§ **Dataset items**:
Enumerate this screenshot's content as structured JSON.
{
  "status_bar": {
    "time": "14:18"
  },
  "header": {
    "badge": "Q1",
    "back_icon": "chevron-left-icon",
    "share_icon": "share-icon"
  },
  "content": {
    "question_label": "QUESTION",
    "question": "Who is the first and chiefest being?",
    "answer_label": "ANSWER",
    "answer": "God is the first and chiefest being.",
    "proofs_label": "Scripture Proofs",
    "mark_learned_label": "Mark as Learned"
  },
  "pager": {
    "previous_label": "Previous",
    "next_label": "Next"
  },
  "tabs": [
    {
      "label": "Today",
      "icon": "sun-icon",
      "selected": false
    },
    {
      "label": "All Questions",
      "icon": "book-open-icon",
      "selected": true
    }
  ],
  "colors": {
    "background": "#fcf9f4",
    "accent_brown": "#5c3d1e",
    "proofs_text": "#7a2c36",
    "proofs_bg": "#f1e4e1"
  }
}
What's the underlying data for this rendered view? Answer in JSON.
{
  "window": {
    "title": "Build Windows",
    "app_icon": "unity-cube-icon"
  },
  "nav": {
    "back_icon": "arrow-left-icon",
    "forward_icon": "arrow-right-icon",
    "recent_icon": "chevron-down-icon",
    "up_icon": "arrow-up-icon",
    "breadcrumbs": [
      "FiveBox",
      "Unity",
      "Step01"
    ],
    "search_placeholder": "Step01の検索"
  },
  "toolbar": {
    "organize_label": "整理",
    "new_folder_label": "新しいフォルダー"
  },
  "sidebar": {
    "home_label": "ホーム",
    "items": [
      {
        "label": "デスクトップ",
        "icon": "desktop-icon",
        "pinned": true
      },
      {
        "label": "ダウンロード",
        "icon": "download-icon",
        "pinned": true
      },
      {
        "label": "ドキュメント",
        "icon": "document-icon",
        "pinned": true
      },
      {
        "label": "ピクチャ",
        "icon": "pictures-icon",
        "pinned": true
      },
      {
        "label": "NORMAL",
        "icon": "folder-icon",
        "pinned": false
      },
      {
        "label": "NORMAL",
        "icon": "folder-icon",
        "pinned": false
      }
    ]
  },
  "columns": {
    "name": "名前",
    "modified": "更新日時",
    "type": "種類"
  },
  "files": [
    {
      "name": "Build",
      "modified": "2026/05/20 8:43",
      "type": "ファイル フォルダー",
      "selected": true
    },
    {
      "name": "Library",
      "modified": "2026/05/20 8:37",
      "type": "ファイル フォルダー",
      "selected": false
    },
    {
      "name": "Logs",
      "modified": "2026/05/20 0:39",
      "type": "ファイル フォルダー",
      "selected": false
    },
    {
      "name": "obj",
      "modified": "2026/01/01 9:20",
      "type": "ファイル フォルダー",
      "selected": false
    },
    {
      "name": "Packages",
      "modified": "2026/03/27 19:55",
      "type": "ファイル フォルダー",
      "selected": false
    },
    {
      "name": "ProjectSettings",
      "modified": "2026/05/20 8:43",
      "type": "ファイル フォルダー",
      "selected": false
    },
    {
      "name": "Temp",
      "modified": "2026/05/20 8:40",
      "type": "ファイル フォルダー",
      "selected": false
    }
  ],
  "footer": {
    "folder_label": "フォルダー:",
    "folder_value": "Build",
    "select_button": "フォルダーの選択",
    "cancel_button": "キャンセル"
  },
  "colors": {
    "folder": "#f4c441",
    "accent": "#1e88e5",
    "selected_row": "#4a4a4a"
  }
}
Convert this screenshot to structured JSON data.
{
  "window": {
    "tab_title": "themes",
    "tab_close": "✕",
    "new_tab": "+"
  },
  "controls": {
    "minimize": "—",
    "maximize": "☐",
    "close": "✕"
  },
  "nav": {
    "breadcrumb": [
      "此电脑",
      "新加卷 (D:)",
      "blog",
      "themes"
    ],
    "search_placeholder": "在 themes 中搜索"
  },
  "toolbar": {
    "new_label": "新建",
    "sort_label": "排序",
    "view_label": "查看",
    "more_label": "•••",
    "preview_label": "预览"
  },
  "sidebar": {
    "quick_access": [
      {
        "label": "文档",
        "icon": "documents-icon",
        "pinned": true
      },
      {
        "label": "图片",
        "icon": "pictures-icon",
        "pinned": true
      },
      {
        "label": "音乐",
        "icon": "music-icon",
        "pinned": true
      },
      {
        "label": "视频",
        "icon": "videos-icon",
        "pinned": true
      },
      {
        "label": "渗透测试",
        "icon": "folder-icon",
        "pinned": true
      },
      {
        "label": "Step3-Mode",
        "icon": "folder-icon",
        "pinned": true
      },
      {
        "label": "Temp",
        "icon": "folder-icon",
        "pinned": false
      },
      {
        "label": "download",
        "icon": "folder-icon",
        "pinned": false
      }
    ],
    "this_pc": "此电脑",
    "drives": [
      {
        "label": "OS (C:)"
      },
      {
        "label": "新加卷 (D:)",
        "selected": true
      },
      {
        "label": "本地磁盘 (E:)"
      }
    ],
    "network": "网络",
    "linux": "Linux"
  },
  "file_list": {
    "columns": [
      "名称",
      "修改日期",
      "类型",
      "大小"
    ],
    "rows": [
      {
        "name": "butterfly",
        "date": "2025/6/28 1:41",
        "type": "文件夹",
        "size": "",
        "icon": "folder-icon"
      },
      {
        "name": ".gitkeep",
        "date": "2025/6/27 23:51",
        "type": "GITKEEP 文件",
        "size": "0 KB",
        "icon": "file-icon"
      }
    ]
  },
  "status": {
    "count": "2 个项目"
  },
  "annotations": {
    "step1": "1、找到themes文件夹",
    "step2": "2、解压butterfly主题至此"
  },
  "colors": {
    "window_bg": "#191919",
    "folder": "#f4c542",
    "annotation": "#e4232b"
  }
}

§ **Your task**:
Repeat all the records. Match each line exactly.

§ **Response**:
Enumerate this screenshot's content as structured JSON.
{
  "status_bar": {
    "time": "14:18"
  },
  "header": {
    "badge": "Q1",
    "back_icon": "chevron-left-icon",
    "share_icon": "share-icon"
  },
  "content": {
    "question_label": "QUESTION",
    "question": "Who is the first and chiefest being?",
    "answer_label": "ANSWER",
    "answer": "God is the first and chiefest being.",
    "proofs_label": "Scripture Proofs",
    "mark_learned_label": "Mark as Learned"
  },
  "pager": {
    "previous_label": "Previous",
    "next_label": "Next"
  },
  "tabs": [
    {
      "label": "Today",
      "icon": "sun-icon",
      "selected": false
    },
    {
      "label": "All Questions",
      "icon": "book-open-icon",
      "selected": true
    }
  ],
  "colors": {
    "background": "#fcf9f4",
    "accent_brown": "#5c3d1e",
    "proofs_text": "#7a2c36",
    "proofs_bg": "#f1e4e1"
  }
}
What's the underlying data for this rendered view? Answer in JSON.
{
  "window": {
    "title": "Build Windows",
    "app_icon": "unity-cube-icon"
  },
  "nav": {
    "back_icon": "arrow-left-icon",
    "forward_icon": "arrow-right-icon",
    "recent_icon": "chevron-down-icon",
    "up_icon": "arrow-up-icon",
    "breadcrumbs": [
      "FiveBox",
      "Unity",
      "Step01"
    ],
    "search_placeholder": "Step01の検索"
  },
  "toolbar": {
    "organize_label": "整理",
    "new_folder_label": "新しいフォルダー"
  },
  "sidebar": {
    "home_label": "ホーム",
    "items": [
      {
        "label": "デスクトップ",
        "icon": "desktop-icon",
        "pinned": true
      },
      {
        "label": "ダウンロード",
        "icon": "download-icon",
        "pinned": true
      },
      {
        "label": "ドキュメント",
        "icon": "document-icon",
        "pinned": true
      },
      {
        "label": "ピクチャ",
        "icon": "pictures-icon",
        "pinned": true
      },
      {
        "label": "NORMAL",
        "icon": "folder-icon",
        "pinned": false
      },
      {
        "label": "NORMAL",
        "icon": "folder-icon",
        "pinned": false
      }
    ]
  },
  "columns": {
    "name": "名前",
    "modified": "更新日時",
    "type": "種類"
  },
  "files": [
    {
      "name": "Build",
      "modified": "2026/05/20 8:43",
      "type": "ファイル フォルダー",
      "selected": true
    },
    {
      "name": "Library",
      "modified": "2026/05/20 8:37",
      "type": "ファイル フォルダー",
      "selected": false
    },
    {
      "name": "Logs",
      "modified": "2026/05/20 0:39",
      "type": "ファイル フォルダー",
      "selected": false
    },
    {
      "name": "obj",
      "modified": "2026/01/01 9:20",
      "type": "ファイル フォルダー",
      "selected": false
    },
    {
      "name": "Packages",
      "modified": "2026/03/27 19:55",
      "type": "ファイル フォルダー",
      "selected": false
    },
    {
      "name": "ProjectSettings",
      "modified": "2026/05/20 8:43",
      "type": "ファイル フォルダー",
      "selected": false
    },
    {
      "name": "Temp",
      "modified": "2026/05/20 8:40",
      "type": "ファイル フォルダー",
      "selected": false
    }
  ],
  "footer": {
    "folder_label": "フォルダー:",
    "folder_value": "Build",
    "select_button": "フォルダーの選択",
    "cancel_button": "キャンセル"
  },
  "colors": {
    "folder": "#f4c441",
    "accent": "#1e88e5",
    "selected_row": "#4a4a4a"
  }
}
Convert this screenshot to structured JSON data.
{
  "window": {
    "tab_title": "themes",
    "tab_close": "✕",
    "new_tab": "+"
  },
  "controls": {
    "minimize": "—",
    "maximize": "☐",
    "close": "✕"
  },
  "nav": {
    "breadcrumb": [
      "此电脑",
      "新加卷 (D:)",
      "blog",
      "themes"
    ],
    "search_placeholder": "在 themes 中搜索"
  },
  "toolbar": {
    "new_label": "新建",
    "sort_label": "排序",
    "view_label": "查看",
    "more_label": "•••",
    "preview_label": "预览"
  },
  "sidebar": {
    "quick_access": [
      {
        "label": "文档",
        "icon": "documents-icon",
        "pinned": true
      },
      {
        "label": "图片",
        "icon": "pictures-icon",
        "pinned": true
      },
      {
        "label": "音乐",
        "icon": "music-icon",
        "pinned": true
      },
      {
        "label": "视频",
        "icon": "videos-icon",
        "pinned": true
      },
      {
        "label": "渗透测试",
        "icon": "folder-icon",
        "pinned": true
      },
      {
        "label": "Step3-Mode",
        "icon": "folder-icon",
        "pinned": true
      },
      {
        "label": "Temp",
        "icon": "folder-icon",
        "pinned": false
      },
      {
        "label": "download",
        "icon": "folder-icon",
        "pinned": false
      }
    ],
    "this_pc": "此电脑",
    "drives": [
      {
        "label": "OS (C:)"
      },
      {
        "label": "新加卷 (D:)",
        "selected": true
      },
      {
        "label": "本地磁盘 (E:)"
      }
    ],
    "network": "网络",
    "linux": "Linux"
  },
  "file_list": {
    "columns": [
      "名称",
      "修改日期",
      "类型",
      "大小"
    ],
    "rows": [
      {
        "name": "butterfly",
        "date": "2025/6/28 1:41",
        "type": "文件夹",
        "size": "",
        "icon": "folder-icon"
      },
      {
        "name": ".gitkeep",
        "date": "2025/6/27 23:51",
        "type": "GITKEEP 文件",
        "size": "0 KB",
        "icon": "file-icon"
      }
    ]
  },
  "status": {
    "count": "2 个项目"
  },
  "annotations": {
    "step1": "1、找到themes文件夹",
    "step2": "2、解压butterfly主题至此"
  },
  "colors": {
    "window_bg": "#191919",
    "folder": "#f4c542",
    "annotation": "#e4232b"
  }
}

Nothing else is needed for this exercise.